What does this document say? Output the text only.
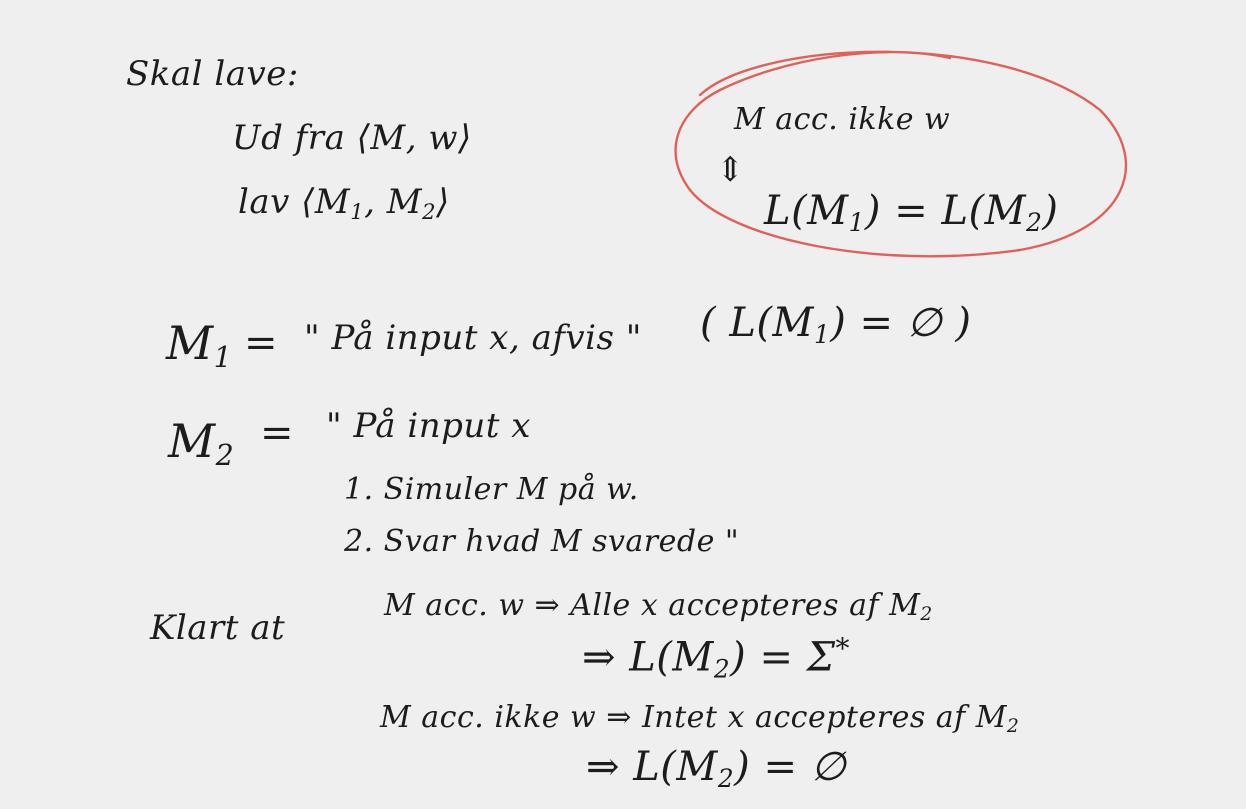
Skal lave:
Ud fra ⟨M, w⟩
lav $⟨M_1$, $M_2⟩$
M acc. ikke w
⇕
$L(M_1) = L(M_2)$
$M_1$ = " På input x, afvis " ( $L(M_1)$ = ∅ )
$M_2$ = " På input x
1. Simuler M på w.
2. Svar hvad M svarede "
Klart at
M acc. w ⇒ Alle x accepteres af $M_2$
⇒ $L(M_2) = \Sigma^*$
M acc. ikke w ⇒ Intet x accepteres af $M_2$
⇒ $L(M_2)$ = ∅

____________________

**Task requirements**
Your task is to return the entries above exactly, with no pictures.

**Solution to this task**
What does this document say? Output the text only.
Skal lave:
Ud fra ⟨M, w⟩
lav $⟨M_1$, $M_2⟩$
M acc. ikke w
⇕
$L(M_1) = L(M_2)$
$M_1$ = " På input x, afvis " ( $L(M_1)$ = ∅ )
$M_2$ = " På input x
1. Simuler M på w.
2. Svar hvad M svarede "
Klart at
M acc. w ⇒ Alle x accepteres af $M_2$
⇒ $L(M_2) = \Sigma^*$
M acc. ikke w ⇒ Intet x accepteres af $M_2$
⇒ $L(M_2)$ = ∅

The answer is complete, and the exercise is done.